> [Goal]
From the listing below, pick out each line with the word "KUCOIN".

——

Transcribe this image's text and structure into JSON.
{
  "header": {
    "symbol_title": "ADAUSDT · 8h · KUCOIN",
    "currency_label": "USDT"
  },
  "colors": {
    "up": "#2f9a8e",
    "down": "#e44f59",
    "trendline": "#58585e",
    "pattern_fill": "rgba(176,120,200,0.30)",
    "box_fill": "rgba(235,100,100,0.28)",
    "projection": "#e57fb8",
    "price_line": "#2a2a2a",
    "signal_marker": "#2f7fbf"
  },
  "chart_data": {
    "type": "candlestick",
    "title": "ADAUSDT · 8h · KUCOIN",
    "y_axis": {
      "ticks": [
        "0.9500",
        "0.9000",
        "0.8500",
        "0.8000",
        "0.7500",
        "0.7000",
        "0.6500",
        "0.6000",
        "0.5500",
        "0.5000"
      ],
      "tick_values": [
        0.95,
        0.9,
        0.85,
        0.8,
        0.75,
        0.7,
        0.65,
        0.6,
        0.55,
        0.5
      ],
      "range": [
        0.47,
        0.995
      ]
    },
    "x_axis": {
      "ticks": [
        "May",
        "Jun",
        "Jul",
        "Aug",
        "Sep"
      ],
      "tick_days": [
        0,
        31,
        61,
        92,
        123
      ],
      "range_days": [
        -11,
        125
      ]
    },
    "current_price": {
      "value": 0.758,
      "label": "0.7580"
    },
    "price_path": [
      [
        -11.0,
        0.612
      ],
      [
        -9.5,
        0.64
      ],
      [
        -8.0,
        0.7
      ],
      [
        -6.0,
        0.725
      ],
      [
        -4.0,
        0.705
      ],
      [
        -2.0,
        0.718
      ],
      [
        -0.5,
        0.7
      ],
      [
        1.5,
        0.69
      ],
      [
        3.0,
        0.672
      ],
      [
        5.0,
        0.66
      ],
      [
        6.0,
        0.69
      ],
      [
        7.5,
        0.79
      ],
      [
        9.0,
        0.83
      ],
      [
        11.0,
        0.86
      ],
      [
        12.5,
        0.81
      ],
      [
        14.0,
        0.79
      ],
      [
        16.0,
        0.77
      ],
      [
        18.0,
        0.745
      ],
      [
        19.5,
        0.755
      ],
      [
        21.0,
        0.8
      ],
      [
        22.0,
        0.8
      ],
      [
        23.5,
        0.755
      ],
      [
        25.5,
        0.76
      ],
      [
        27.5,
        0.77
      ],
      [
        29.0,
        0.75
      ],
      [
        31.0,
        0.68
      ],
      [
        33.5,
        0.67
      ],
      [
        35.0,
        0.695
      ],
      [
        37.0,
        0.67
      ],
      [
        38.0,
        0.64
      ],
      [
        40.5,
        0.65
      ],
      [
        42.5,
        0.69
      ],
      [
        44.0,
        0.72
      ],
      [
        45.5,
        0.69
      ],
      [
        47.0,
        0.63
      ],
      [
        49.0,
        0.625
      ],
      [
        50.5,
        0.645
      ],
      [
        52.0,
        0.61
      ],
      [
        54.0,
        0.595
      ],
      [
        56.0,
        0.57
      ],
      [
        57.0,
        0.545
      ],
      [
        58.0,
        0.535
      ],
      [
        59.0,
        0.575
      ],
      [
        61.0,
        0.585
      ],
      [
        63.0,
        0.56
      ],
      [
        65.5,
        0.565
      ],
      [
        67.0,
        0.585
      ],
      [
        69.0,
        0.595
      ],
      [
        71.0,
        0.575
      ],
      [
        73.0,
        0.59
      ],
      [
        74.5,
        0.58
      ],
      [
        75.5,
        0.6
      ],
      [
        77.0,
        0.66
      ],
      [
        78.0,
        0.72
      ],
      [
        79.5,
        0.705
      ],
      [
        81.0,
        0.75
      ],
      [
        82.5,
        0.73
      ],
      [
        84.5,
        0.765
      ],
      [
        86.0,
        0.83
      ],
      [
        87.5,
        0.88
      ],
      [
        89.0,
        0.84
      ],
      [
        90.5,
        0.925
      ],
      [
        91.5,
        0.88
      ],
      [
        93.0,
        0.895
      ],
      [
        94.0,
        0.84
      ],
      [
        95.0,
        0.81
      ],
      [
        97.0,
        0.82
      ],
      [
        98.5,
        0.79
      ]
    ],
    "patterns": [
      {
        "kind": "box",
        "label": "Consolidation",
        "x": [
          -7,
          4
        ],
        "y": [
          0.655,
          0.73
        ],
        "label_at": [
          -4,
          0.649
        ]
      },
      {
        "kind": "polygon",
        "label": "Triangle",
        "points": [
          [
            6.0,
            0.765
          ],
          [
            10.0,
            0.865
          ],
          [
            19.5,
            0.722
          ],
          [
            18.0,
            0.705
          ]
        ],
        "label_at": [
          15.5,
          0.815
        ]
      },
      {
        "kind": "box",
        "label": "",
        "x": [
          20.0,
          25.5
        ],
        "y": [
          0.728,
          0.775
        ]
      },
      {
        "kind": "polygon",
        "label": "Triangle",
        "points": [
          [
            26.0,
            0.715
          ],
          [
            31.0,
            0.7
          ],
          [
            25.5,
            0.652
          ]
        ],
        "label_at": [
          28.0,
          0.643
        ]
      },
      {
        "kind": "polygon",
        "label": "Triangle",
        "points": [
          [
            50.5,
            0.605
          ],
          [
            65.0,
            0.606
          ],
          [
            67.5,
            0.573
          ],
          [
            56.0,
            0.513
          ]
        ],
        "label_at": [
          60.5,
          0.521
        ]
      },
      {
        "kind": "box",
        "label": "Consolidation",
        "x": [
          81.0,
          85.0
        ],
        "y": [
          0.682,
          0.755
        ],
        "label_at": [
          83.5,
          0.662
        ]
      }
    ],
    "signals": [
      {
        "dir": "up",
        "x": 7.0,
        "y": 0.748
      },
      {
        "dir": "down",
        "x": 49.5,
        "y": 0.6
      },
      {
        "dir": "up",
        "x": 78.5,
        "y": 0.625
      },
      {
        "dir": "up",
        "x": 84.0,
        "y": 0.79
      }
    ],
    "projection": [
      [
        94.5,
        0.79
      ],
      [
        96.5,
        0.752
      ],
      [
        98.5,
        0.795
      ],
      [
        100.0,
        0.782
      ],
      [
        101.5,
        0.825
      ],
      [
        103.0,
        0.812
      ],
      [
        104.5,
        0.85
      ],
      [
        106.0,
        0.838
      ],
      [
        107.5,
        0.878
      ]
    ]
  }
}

——

> [Correct result]
    "symbol_title": "ADAUSDT · 8h · KUCOIN",
    "title": "ADAUSDT · 8h · KUCOIN",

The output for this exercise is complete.